Written problem:
Copy the records below exactly as they appear.

### Records supplied

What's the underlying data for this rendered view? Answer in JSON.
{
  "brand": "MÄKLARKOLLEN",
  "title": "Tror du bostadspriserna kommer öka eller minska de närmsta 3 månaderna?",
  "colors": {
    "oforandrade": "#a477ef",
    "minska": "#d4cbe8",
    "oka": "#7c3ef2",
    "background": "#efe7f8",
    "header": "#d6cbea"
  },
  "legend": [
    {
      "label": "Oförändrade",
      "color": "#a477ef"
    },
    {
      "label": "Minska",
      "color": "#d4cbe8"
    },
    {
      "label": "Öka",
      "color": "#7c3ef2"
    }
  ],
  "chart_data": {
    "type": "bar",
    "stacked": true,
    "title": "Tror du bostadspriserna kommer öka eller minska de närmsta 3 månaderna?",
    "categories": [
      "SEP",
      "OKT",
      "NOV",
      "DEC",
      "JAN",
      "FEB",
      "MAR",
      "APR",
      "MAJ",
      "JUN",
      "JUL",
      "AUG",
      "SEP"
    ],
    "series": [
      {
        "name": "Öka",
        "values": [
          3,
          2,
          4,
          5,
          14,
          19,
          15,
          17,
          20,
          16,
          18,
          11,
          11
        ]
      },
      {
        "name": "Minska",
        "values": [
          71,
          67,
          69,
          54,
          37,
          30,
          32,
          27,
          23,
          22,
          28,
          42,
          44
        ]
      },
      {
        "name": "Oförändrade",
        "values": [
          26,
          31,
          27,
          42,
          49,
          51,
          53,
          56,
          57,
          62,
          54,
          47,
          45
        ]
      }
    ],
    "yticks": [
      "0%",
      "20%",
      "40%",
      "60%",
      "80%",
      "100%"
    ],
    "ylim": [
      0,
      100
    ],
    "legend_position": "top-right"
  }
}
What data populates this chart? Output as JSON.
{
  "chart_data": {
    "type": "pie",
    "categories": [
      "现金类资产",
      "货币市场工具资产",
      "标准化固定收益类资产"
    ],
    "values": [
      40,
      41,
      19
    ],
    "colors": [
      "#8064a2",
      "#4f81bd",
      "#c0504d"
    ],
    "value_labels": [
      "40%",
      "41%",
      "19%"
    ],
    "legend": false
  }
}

######

Final result:
What's the underlying data for this rendered view? Answer in JSON.
{
  "brand": "MÄKLARKOLLEN",
  "title": "Tror du bostadspriserna kommer öka eller minska de närmsta 3 månaderna?",
  "colors": {
    "oforandrade": "#a477ef",
    "minska": "#d4cbe8",
    "oka": "#7c3ef2",
    "background": "#efe7f8",
    "header": "#d6cbea"
  },
  "legend": [
    {
      "label": "Oförändrade",
      "color": "#a477ef"
    },
    {
      "label": "Minska",
      "color": "#d4cbe8"
    },
    {
      "label": "Öka",
      "color": "#7c3ef2"
    }
  ],
  "chart_data": {
    "type": "bar",
    "stacked": true,
    "title": "Tror du bostadspriserna kommer öka eller minska de närmsta 3 månaderna?",
    "categories": [
      "SEP",
      "OKT",
      "NOV",
      "DEC",
      "JAN",
      "FEB",
      "MAR",
      "APR",
      "MAJ",
      "JUN",
      "JUL",
      "AUG",
      "SEP"
    ],
    "series": [
      {
        "name": "Öka",
        "values": [
          3,
          2,
          4,
          5,
          14,
          19,
          15,
          17,
          20,
          16,
          18,
          11,
          11
        ]
      },
      {
        "name": "Minska",
        "values": [
          71,
          67,
          69,
          54,
          37,
          30,
          32,
          27,
          23,
          22,
          28,
          42,
          44
        ]
      },
      {
        "name": "Oförändrade",
        "values": [
          26,
          31,
          27,
          42,
          49,
          51,
          53,
          56,
          57,
          62,
          54,
          47,
          45
        ]
      }
    ],
    "yticks": [
      "0%",
      "20%",
      "40%",
      "60%",
      "80%",
      "100%"
    ],
    "ylim": [
      0,
      100
    ],
    "legend_position": "top-right"
  }
}
What data populates this chart? Output as JSON.
{
  "chart_data": {
    "type": "pie",
    "categories": [
      "现金类资产",
      "货币市场工具资产",
      "标准化固定收益类资产"
    ],
    "values": [
      40,
      41,
      19
    ],
    "colors": [
      "#8064a2",
      "#4f81bd",
      "#c0504d"
    ],
    "value_labels": [
      "40%",
      "41%",
      "19%"
    ],
    "legend": false
  }
}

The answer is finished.